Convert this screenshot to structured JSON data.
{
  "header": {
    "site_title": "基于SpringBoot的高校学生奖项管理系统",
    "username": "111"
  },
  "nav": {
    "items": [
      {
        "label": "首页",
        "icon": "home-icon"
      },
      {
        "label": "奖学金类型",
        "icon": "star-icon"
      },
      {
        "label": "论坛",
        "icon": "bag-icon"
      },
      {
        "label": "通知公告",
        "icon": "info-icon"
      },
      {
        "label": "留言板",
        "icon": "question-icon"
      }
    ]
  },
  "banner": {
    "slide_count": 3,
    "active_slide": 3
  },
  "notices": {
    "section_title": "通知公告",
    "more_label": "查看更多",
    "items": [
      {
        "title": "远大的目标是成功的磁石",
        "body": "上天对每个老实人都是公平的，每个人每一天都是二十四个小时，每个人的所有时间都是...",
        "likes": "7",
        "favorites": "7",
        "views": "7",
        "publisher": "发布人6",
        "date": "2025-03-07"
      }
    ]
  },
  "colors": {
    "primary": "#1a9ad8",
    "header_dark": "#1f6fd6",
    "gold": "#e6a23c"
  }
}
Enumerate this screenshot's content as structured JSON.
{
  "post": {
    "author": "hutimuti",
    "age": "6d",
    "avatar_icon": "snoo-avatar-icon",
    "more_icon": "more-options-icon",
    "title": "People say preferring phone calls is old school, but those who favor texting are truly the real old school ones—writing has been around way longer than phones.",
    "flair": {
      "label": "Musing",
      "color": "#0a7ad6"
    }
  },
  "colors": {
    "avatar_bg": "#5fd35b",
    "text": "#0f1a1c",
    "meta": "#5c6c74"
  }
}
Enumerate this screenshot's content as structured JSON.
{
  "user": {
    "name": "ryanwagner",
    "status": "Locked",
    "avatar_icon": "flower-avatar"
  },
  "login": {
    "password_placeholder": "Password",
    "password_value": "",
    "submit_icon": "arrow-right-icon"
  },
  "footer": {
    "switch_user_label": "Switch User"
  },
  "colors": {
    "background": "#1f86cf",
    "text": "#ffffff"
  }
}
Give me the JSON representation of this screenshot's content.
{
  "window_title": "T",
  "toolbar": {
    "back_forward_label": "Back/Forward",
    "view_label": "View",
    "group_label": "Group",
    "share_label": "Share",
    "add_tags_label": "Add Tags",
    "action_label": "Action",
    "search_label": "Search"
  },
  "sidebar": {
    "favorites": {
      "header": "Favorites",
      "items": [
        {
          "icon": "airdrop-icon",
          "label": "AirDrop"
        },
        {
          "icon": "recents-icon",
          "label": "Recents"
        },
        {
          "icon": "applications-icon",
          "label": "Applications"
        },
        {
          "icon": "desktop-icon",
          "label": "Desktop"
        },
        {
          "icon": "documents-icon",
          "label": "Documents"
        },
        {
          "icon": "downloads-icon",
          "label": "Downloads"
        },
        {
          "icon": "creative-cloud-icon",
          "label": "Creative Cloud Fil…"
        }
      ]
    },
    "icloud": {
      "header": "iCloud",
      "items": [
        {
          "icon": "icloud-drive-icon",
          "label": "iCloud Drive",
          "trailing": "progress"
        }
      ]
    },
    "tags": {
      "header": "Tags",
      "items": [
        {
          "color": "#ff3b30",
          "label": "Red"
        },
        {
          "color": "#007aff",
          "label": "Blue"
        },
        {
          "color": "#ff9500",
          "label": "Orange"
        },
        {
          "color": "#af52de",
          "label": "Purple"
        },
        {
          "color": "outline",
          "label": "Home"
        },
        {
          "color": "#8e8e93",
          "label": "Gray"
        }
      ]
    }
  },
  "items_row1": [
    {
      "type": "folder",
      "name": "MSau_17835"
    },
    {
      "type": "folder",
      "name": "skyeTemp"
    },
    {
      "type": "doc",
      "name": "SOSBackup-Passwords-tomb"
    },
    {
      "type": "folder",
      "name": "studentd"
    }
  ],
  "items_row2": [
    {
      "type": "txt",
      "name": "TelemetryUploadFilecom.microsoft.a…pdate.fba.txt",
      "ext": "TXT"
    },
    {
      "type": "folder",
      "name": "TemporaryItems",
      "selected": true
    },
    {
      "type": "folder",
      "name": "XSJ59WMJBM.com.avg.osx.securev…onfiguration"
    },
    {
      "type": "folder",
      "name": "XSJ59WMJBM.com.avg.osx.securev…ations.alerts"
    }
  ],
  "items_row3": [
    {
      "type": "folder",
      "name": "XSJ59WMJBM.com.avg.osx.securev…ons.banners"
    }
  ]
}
####
▶ **OBJECTIVE**
Every entry should be printed again exactly as written.

▶ **TASK OUTPUT**
Convert this screenshot to structured JSON data.
{
  "header": {
    "site_title": "基于SpringBoot的高校学生奖项管理系统",
    "username": "111"
  },
  "nav": {
    "items": [
      {
        "label": "首页",
        "icon": "home-icon"
      },
      {
        "label": "奖学金类型",
        "icon": "star-icon"
      },
      {
        "label": "论坛",
        "icon": "bag-icon"
      },
      {
        "label": "通知公告",
        "icon": "info-icon"
      },
      {
        "label": "留言板",
        "icon": "question-icon"
      }
    ]
  },
  "banner": {
    "slide_count": 3,
    "active_slide": 3
  },
  "notices": {
    "section_title": "通知公告",
    "more_label": "查看更多",
    "items": [
      {
        "title": "远大的目标是成功的磁石",
        "body": "上天对每个老实人都是公平的，每个人每一天都是二十四个小时，每个人的所有时间都是...",
        "likes": "7",
        "favorites": "7",
        "views": "7",
        "publisher": "发布人6",
        "date": "2025-03-07"
      }
    ]
  },
  "colors": {
    "primary": "#1a9ad8",
    "header_dark": "#1f6fd6",
    "gold": "#e6a23c"
  }
}
Enumerate this screenshot's content as structured JSON.
{
  "post": {
    "author": "hutimuti",
    "age": "6d",
    "avatar_icon": "snoo-avatar-icon",
    "more_icon": "more-options-icon",
    "title": "People say preferring phone calls is old school, but those who favor texting are truly the real old school ones—writing has been around way longer than phones.",
    "flair": {
      "label": "Musing",
      "color": "#0a7ad6"
    }
  },
  "colors": {
    "avatar_bg": "#5fd35b",
    "text": "#0f1a1c",
    "meta": "#5c6c74"
  }
}
Enumerate this screenshot's content as structured JSON.
{
  "user": {
    "name": "ryanwagner",
    "status": "Locked",
    "avatar_icon": "flower-avatar"
  },
  "login": {
    "password_placeholder": "Password",
    "password_value": "",
    "submit_icon": "arrow-right-icon"
  },
  "footer": {
    "switch_user_label": "Switch User"
  },
  "colors": {
    "background": "#1f86cf",
    "text": "#ffffff"
  }
}
Give me the JSON representation of this screenshot's content.
{
  "window_title": "T",
  "toolbar": {
    "back_forward_label": "Back/Forward",
    "view_label": "View",
    "group_label": "Group",
    "share_label": "Share",
    "add_tags_label": "Add Tags",
    "action_label": "Action",
    "search_label": "Search"
  },
  "sidebar": {
    "favorites": {
      "header": "Favorites",
      "items": [
        {
          "icon": "airdrop-icon",
          "label": "AirDrop"
        },
        {
          "icon": "recents-icon",
          "label": "Recents"
        },
        {
          "icon": "applications-icon",
          "label": "Applications"
        },
        {
          "icon": "desktop-icon",
          "label": "Desktop"
        },
        {
          "icon": "documents-icon",
          "label": "Documents"
        },
        {
          "icon": "downloads-icon",
          "label": "Downloads"
        },
        {
          "icon": "creative-cloud-icon",
          "label": "Creative Cloud Fil…"
        }
      ]
    },
    "icloud": {
      "header": "iCloud",
      "items": [
        {
          "icon": "icloud-drive-icon",
          "label": "iCloud Drive",
          "trailing": "progress"
        }
      ]
    },
    "tags": {
      "header": "Tags",
      "items": [
        {
          "color": "#ff3b30",
          "label": "Red"
        },
        {
          "color": "#007aff",
          "label": "Blue"
        },
        {
          "color": "#ff9500",
          "label": "Orange"
        },
        {
          "color": "#af52de",
          "label": "Purple"
        },
        {
          "color": "outline",
          "label": "Home"
        },
        {
          "color": "#8e8e93",
          "label": "Gray"
        }
      ]
    }
  },
  "items_row1": [
    {
      "type": "folder",
      "name": "MSau_17835"
    },
    {
      "type": "folder",
      "name": "skyeTemp"
    },
    {
      "type": "doc",
      "name": "SOSBackup-Passwords-tomb"
    },
    {
      "type": "folder",
      "name": "studentd"
    }
  ],
  "items_row2": [
    {
      "type": "txt",
      "name": "TelemetryUploadFilecom.microsoft.a…pdate.fba.txt",
      "ext": "TXT"
    },
    {
      "type": "folder",
      "name": "TemporaryItems",
      "selected": true
    },
    {
      "type": "folder",
      "name": "XSJ59WMJBM.com.avg.osx.securev…onfiguration"
    },
    {
      "type": "folder",
      "name": "XSJ59WMJBM.com.avg.osx.securev…ations.alerts"
    }
  ],
  "items_row3": [
    {
      "type": "folder",
      "name": "XSJ59WMJBM.com.avg.osx.securev…ons.banners"
    }
  ]
}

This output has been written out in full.